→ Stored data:

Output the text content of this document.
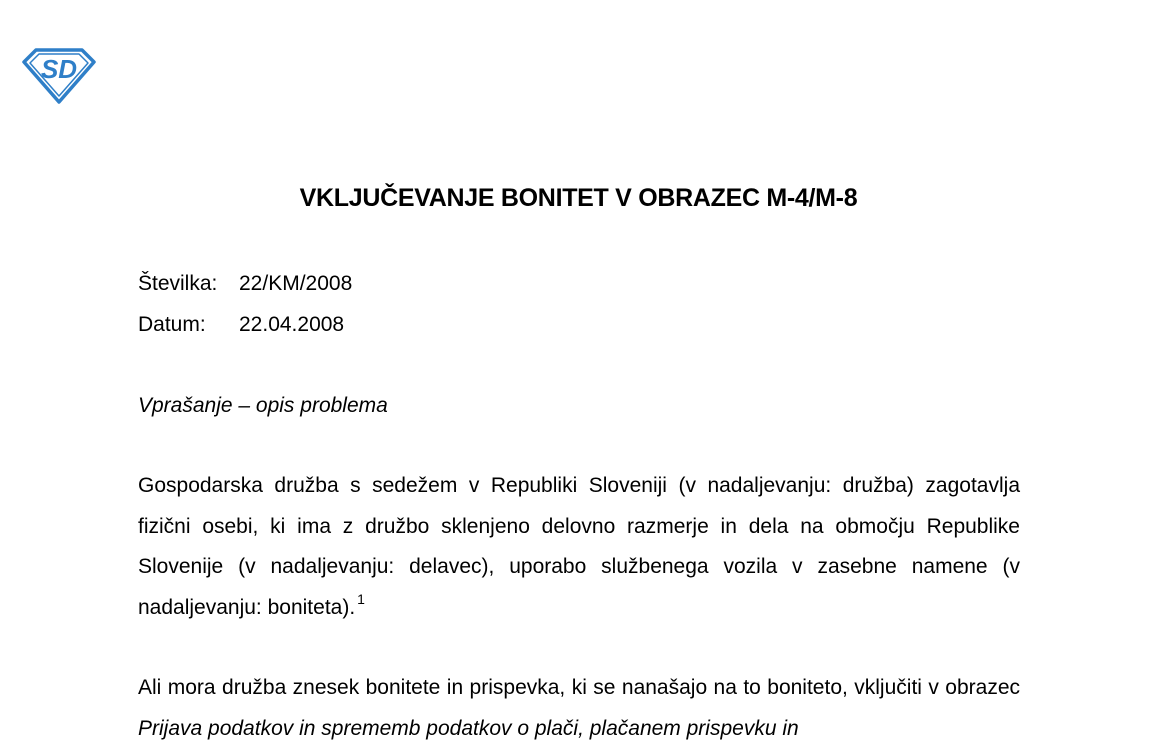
SD
VKLJUČEVANJE BONITET V OBRAZEC M-4/M-8
Številka: 22/KM/2008
Datum: 22.04.2008
Vprašanje – opis problema
Gospodarska družba s sedežem v Republiki Sloveniji (v nadaljevanju: družba) zagotavlja fizični osebi, ki ima z družbo sklenjeno delovno razmerje in dela na območju Republike Slovenije (v nadaljevanju: delavec), uporabo službenega vozila v zasebne namene (v nadaljevanju: boniteta). $^1$
Ali mora družba znesek bonitete in prispevka, ki se nanašajo na to boniteto, vključiti v obrazec Prijava podatkov in sprememb podatkov o plači, plačanem prispevku in
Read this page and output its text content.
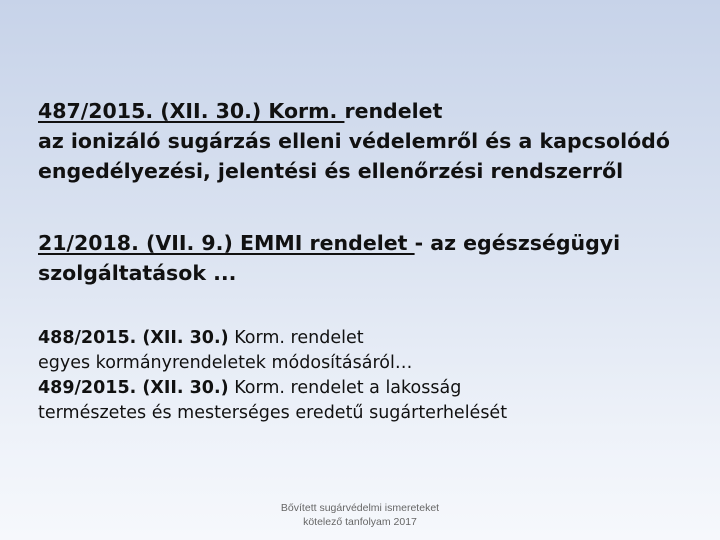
487/2015. (XII. 30.) Korm. rendelet
az ionizáló sugárzás elleni védelemről és a kapcsolódó
engedélyezési, jelentési és ellenőrzési rendszerről
21/2018. (VII. 9.) EMMI rendelet - az egészségügyi
szolgáltatások ...
488/2015. (XII. 30.) Korm. rendelet
egyes kormányrendeletek módosításáról…
489/2015. (XII. 30.) Korm. rendelet a lakosság
természetes és mesterséges eredetű sugárterhelését
Bővített sugárvédelmi ismereteket
kötelező tanfolyam 2017
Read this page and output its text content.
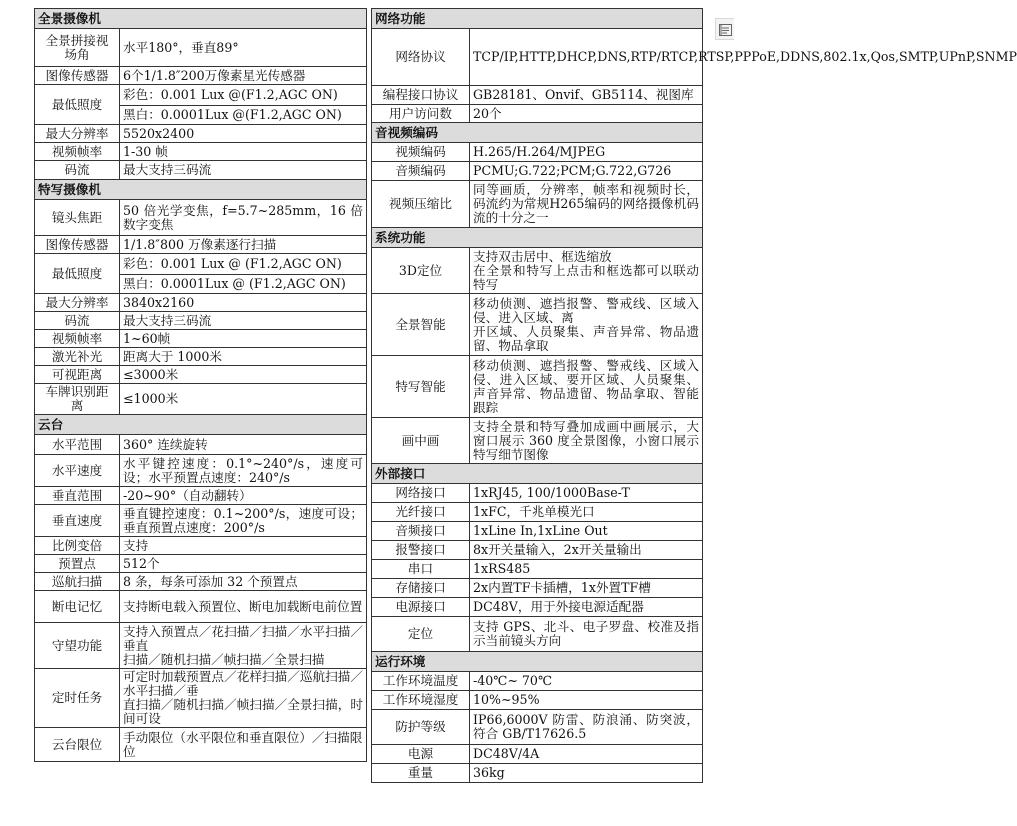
全景摄像机	
全景拼接视
场角	水平180°，垂直89°
图像传感器	6个1/1.8″200万像素星光传感器
最低照度	彩色：0.001 Lux @(F1.2,AGC ON)
	黑白：0.0001Lux @(F1.2,AGC ON)
最大分辨率	5520x2400
视频帧率	1-30 帧
码流	最大支持三码流
特写摄像机	
镜头焦距	50 倍光学变焦，f=5.7~285mm，16 倍数字变焦
图像传感器	1/1.8″800 万像素逐行扫描
最低照度	彩色：0.001 Lux @ (F1.2,AGC ON)
	黑白：0.0001Lux @ (F1.2,AGC ON)
最大分辨率	3840x2160
码流	最大支持三码流
视频帧率	1~60帧
激光补光	距离大于 1000米
可视距离	≤3000米
车牌识别距
离	≤1000米
云台	
水平范围	360° 连续旋转
水平速度	水平键控速度：0.1°~240°/s，速度可设；水平预置点速度：240°/s
垂直范围	-20~90°（自动翻转）
垂直速度	垂直键控速度：0.1~200°/s，速度可设；垂直预置点速度：200°/s
比例变倍	支持
预置点	512个
巡航扫描	8 条，每条可添加 32 个预置点
断电记忆	支持断电载入预置位、断电加载断电前位置
守望功能	支持入预置点／花扫描／扫描／水平扫描／垂直
扫描／随机扫描／帧扫描／全景扫描
定时任务	可定时加载预置点／花样扫描／巡航扫描／水平扫描／垂
直扫描／随机扫描／帧扫描／全景扫描，时间可设
云台限位	手动限位（水平限位和垂直限位）／扫描限位
网络功能	
网络协议	TCP/IP,HTTP,DHCP,DNS,RTP/RTCP,RTSP,PPPoE,DDNS,802.1x,Qos,SMTP,UPnP,SNMP
编程接口协议	GB28181、Onvif、GB5114、视图库
用户访问数	20个
音视频编码	
视频编码	H.265/H.264/MJPEG
音频编码	PCMU;G.722;PCM;G.722,G726
视频压缩比	同等画质，分辨率，帧率和视频时长，码流约为常规H265编码的网络摄像机码流的十分之一
系统功能	
3D定位	支持双击居中、框选缩放
在全景和特写上点击和框选都可以联动特写
全景智能	移动侦测、遮挡报警、警戒线、区域入侵、进入区域、离
开区域、人员聚集、声音异常、物品遗留、物品拿取
特写智能	移动侦测、遮挡报警、警戒线、区域入侵、进入区域、要开区域、人员聚集、声音异常、物品遗留、物品拿取、智能跟踪
画中画	支持全景和特写叠加成画中画展示，大窗口展示 360 度全景图像，小窗口展示特写细节图像
外部接口	
网络接口	1xRJ45, 100/1000Base-T
光纤接口	1xFC，千兆单模光口
音频接口	1xLine In,1xLine Out
报警接口	8x开关量输入，2x开关量输出
串口	1xRS485
存储接口	2x内置TF卡插槽，1x外置TF槽
电源接口	DC48V，用于外接电源适配器
定位	支持 GPS、北斗、电子罗盘、校准及指示当前镜头方向
运行环境	
工作环境温度	-40℃~ 70℃
工作环境湿度	10%~95%
防护等级	IP66,6000V 防雷、防浪涌、防突波，符合 GB/T17626.5
电源	DC48V/4A
重量	36kg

→ What you will do: Write the listing above out again exactly, dropping each image.

→ Solution below:
Output the text content of this document.
SD
VKLJUČEVANJE BONITET V OBRAZEC M-4/M-8
Številka: 22/KM/2008
Datum: 22.04.2008
Vprašanje – opis problema
Gospodarska družba s sedežem v Republiki Sloveniji (v nadaljevanju: družba) zagotavlja fizični osebi, ki ima z družbo sklenjeno delovno razmerje in dela na območju Republike Slovenije (v nadaljevanju: delavec), uporabo službenega vozila v zasebne namene (v nadaljevanju: boniteta). $^1$
Ali mora družba znesek bonitete in prispevka, ki se nanašajo na to boniteto, vključiti v obrazec Prijava podatkov in sprememb podatkov o plači, plačanem prispevku in
Read this page and output its text content.
487/2015. (XII. 30.) Korm. rendelet
az ionizáló sugárzás elleni védelemről és a kapcsolódó
engedélyezési, jelentési és ellenőrzési rendszerről
21/2018. (VII. 9.) EMMI rendelet - az egészségügyi
szolgáltatások ...
488/2015. (XII. 30.) Korm. rendelet
egyes kormányrendeletek módosításáról…
489/2015. (XII. 30.) Korm. rendelet a lakosság
természetes és mesterséges eredetű sugárterhelését
Bővített sugárvédelmi ismereteket
kötelező tanfolyam 2017
Read this page and output its text content.
全景摄像机	
全景拼接视
场角	水平180°，垂直89°
图像传感器	6个1/1.8″200万像素星光传感器
最低照度	彩色：0.001 Lux @(F1.2,AGC ON)
	黑白：0.0001Lux @(F1.2,AGC ON)
最大分辨率	5520x2400
视频帧率	1-30 帧
码流	最大支持三码流
特写摄像机	
镜头焦距	50 倍光学变焦，f=5.7~285mm，16 倍数字变焦
图像传感器	1/1.8″800 万像素逐行扫描
最低照度	彩色：0.001 Lux @ (F1.2,AGC ON)
	黑白：0.0001Lux @ (F1.2,AGC ON)
最大分辨率	3840x2160
码流	最大支持三码流
视频帧率	1~60帧
激光补光	距离大于 1000米
可视距离	≤3000米
车牌识别距
离	≤1000米
云台	
水平范围	360° 连续旋转
水平速度	水平键控速度：0.1°~240°/s，速度可设；水平预置点速度：240°/s
垂直范围	-20~90°（自动翻转）
垂直速度	垂直键控速度：0.1~200°/s，速度可设；垂直预置点速度：200°/s
比例变倍	支持
预置点	512个
巡航扫描	8 条，每条可添加 32 个预置点
断电记忆	支持断电载入预置位、断电加载断电前位置
守望功能	支持入预置点／花扫描／扫描／水平扫描／垂直
扫描／随机扫描／帧扫描／全景扫描
定时任务	可定时加载预置点／花样扫描／巡航扫描／水平扫描／垂
直扫描／随机扫描／帧扫描／全景扫描，时间可设
云台限位	手动限位（水平限位和垂直限位）／扫描限位
网络功能	
网络协议	TCP/IP,HTTP,DHCP,DNS,RTP/RTCP,RTSP,PPPoE,DDNS,802.1x,Qos,SMTP,UPnP,SNMP
编程接口协议	GB28181、Onvif、GB5114、视图库
用户访问数	20个
音视频编码	
视频编码	H.265/H.264/MJPEG
音频编码	PCMU;G.722;PCM;G.722,G726
视频压缩比	同等画质，分辨率，帧率和视频时长，码流约为常规H265编码的网络摄像机码流的十分之一
系统功能	
3D定位	支持双击居中、框选缩放
在全景和特写上点击和框选都可以联动特写
全景智能	移动侦测、遮挡报警、警戒线、区域入侵、进入区域、离
开区域、人员聚集、声音异常、物品遗留、物品拿取
特写智能	移动侦测、遮挡报警、警戒线、区域入侵、进入区域、要开区域、人员聚集、声音异常、物品遗留、物品拿取、智能跟踪
画中画	支持全景和特写叠加成画中画展示，大窗口展示 360 度全景图像，小窗口展示特写细节图像
外部接口	
网络接口	1xRJ45, 100/1000Base-T
光纤接口	1xFC，千兆单模光口
音频接口	1xLine In,1xLine Out
报警接口	8x开关量输入，2x开关量输出
串口	1xRS485
存储接口	2x内置TF卡插槽，1x外置TF槽
电源接口	DC48V，用于外接电源适配器
定位	支持 GPS、北斗、电子罗盘、校准及指示当前镜头方向
运行环境	
工作环境温度	-40℃~ 70℃
工作环境湿度	10%~95%
防护等级	IP66,6000V 防雷、防浪涌、防突波，符合 GB/T17626.5
电源	DC48V/4A
重量	36kg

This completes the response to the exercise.